Вспоминаю счастливое, сияющее лицо моей сопровождающей, ее нескрываемую гордость за порученное ей задание вернуть немецкому отечеству потерявшегося сына. Она не могла себе представить, что везет маленького еврея, сына Моисея. Я старался как можно меньше говорить. Наша вежливая беседа очень быстро перешла в монолог.
Она произносила бесконечную речь о величии Германии, держа при этом мою руку в своей, иногда поглаживая. Что не мешало ей одновременно петь хвалебные гимны немецкому народу и его фюреру. Один момент мне показался совсем не смешным. Она попросила меня посмотреть на пасущихся за окном поезда коров и обратила внимание на то, какие они грязные. Она говорила, что в отличие от этих все немецкие коровы чистые и ухоженные. От грязных коров она перешла к чистоте народа, к которому я имею счастье принадлежать. Еще она добавила, что мы составляем элиту и призваны под руководством Гитлера спасти все человечество.
Этой энергичной женщине не терпелось, она старалась сделать из меня убежденного национал-социалиста еще до того, как мы приедем в страну. Она говорила без остановки. Только еда и сон могли прервать поток ее восторженных слов.
Во вторую ночь нашей поездки произошло нечто необычное. Мы сидели одни в темном купе. Атмосфера была непринужденной, беседа становилась все более интимной. Я понял, что понравился ей, а мои черные волосы были для нее особенно соблазнительными. Как солдат, вернувшийся с фронта, я кое-чему там научился, так что отплатил ей несколькими комплиментами. Вдруг она легла на полку, притянула меня к себе и покрыла страстными поцелуями, бормоча что-то невразумительное. Мне уже было 17 лет, и рассказы моих сослуживцев чисто теоретически с подобными ситуациями меня ознакомили. Близок я был только с Лее Моресте. Я не мог сопротивляться взрыву желания моего молодого организма. Она меня очень возбудила, и эти страстные объятия привели меня к разрядке, хотя мы так и не переспали. Потом мне ударило в голову: «Если бы она только знала!..»

● ● ● ● ● ● ●

- **Условие задачи 1**:
Найди в отрывке абзац, который начинается словами «Она произносила бесконечную речь», и перескажи его короче, не потеряв главных фактов.
- **Условие задачи 2**:
Процитируй из отрывка кусок, начиная со слов «Она произносила бесконечную» и дальше вплоть до слов «спасти все человечество.».

● ● ● ● ● ● ●

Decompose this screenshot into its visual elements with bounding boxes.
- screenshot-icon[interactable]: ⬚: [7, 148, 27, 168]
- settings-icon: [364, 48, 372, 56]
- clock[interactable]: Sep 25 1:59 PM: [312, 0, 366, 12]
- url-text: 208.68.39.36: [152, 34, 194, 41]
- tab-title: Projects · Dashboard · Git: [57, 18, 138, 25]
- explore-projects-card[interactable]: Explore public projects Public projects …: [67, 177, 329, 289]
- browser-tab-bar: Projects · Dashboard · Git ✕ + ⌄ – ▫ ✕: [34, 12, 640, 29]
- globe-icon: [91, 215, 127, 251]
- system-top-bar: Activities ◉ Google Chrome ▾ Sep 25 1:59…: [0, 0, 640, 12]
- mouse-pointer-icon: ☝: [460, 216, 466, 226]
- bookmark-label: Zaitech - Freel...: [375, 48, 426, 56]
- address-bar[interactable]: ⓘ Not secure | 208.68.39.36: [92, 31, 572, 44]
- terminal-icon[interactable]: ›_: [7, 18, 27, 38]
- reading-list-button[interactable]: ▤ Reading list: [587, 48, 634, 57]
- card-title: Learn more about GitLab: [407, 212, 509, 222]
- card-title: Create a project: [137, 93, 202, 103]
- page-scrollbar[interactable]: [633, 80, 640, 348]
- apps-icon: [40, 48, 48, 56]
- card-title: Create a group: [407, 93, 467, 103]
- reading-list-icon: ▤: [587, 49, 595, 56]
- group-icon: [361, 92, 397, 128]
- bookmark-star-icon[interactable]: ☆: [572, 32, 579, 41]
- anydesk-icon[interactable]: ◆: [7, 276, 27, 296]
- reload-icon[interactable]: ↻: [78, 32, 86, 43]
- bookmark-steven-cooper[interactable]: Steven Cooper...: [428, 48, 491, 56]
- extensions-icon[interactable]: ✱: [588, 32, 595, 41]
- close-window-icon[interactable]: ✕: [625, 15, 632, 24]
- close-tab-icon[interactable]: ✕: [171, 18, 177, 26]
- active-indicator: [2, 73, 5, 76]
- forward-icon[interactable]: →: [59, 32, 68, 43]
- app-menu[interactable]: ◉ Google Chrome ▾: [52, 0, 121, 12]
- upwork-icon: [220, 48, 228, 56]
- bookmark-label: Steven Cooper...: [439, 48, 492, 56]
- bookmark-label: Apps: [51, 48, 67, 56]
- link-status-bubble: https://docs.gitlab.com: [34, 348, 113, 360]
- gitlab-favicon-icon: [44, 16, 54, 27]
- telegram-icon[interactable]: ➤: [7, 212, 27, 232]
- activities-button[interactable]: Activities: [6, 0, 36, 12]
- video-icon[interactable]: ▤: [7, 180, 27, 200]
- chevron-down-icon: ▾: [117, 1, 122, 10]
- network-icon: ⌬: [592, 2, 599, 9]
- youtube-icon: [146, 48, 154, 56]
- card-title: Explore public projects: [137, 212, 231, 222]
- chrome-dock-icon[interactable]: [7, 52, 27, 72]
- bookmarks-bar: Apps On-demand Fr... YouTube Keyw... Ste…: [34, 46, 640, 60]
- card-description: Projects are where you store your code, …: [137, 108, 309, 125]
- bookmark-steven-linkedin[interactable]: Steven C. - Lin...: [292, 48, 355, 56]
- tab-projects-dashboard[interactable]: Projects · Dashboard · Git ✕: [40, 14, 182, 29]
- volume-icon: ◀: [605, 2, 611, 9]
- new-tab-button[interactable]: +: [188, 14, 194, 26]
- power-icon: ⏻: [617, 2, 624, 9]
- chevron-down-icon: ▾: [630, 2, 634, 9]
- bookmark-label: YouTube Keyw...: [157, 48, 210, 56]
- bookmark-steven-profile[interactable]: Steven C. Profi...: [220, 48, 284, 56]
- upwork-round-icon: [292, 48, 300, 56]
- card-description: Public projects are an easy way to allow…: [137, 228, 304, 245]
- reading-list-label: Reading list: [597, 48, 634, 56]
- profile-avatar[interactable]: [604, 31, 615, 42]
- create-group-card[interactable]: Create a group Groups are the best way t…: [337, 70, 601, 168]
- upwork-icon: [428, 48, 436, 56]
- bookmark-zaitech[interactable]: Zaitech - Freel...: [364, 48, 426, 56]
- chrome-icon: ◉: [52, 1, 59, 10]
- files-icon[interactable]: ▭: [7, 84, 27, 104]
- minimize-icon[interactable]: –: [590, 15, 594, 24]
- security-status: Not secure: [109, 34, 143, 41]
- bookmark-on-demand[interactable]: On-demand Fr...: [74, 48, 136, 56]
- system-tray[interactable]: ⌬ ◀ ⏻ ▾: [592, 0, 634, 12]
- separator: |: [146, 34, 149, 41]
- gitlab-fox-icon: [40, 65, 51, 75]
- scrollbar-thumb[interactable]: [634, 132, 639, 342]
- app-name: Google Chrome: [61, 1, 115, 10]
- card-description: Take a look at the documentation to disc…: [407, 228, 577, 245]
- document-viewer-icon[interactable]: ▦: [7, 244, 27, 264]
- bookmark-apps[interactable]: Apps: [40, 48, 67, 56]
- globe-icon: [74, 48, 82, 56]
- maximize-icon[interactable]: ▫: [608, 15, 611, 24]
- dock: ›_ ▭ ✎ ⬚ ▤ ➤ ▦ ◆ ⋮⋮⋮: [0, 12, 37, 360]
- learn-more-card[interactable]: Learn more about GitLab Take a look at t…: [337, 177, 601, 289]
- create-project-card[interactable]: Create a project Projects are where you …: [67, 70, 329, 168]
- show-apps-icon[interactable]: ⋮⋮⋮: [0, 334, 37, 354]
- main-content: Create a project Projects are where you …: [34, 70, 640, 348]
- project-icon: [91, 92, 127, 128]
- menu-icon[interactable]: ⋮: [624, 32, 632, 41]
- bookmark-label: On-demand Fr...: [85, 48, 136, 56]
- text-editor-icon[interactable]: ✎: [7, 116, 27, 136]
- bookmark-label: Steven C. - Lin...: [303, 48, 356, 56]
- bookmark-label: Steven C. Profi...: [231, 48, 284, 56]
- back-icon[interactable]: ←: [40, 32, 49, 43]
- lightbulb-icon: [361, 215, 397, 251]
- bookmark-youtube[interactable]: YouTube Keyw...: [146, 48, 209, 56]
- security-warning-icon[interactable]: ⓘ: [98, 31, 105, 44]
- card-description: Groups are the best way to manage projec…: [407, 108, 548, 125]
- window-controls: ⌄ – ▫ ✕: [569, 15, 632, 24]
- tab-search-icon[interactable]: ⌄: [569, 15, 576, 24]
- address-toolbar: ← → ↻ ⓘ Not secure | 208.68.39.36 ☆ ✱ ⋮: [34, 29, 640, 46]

● ● ● ● ● ● ●

- **Результат задания 1**:
Сопровождающая без конца говорила о величии Германии, держа рассказчика за руку и иногда поглаживая её, и восхваляла немецкий народ и фюрера. Один момент показался рассказчику совсем не смешным: она указала на грязных коров за окном поезда и заявила, что немецкие коровы, в отличие от них, чистые и ухоженные. От коров она перешла к чистоте народа, к которому он, по её словам, имеет счастье принадлежать. Она добавила, что этот народ составляет элиту и призван под руководством Гитлера спасти всё человечество.

- **Результат задания 2**:
Она произносила бесконечную речь о величии Германии, держа при этом мою руку в своей, иногда поглаживая. Что не мешало ей одновременно петь хвалебные гимны немецкому народу и его фюреру. Один момент мне показался совсем не смешным. Она попросила меня посмотреть на пасущихся за окном поезда коров и обратила внимание на то, какие они грязные. Она говорила, что в отличие от этих все немецкие коровы чистые и ухоженные. От грязных коров она перешла к чистоте народа, к которому я имею счастье принадлежать. Еще она добавила, что мы составляем элиту и призваны под руководством Гитлера спасти все человечество.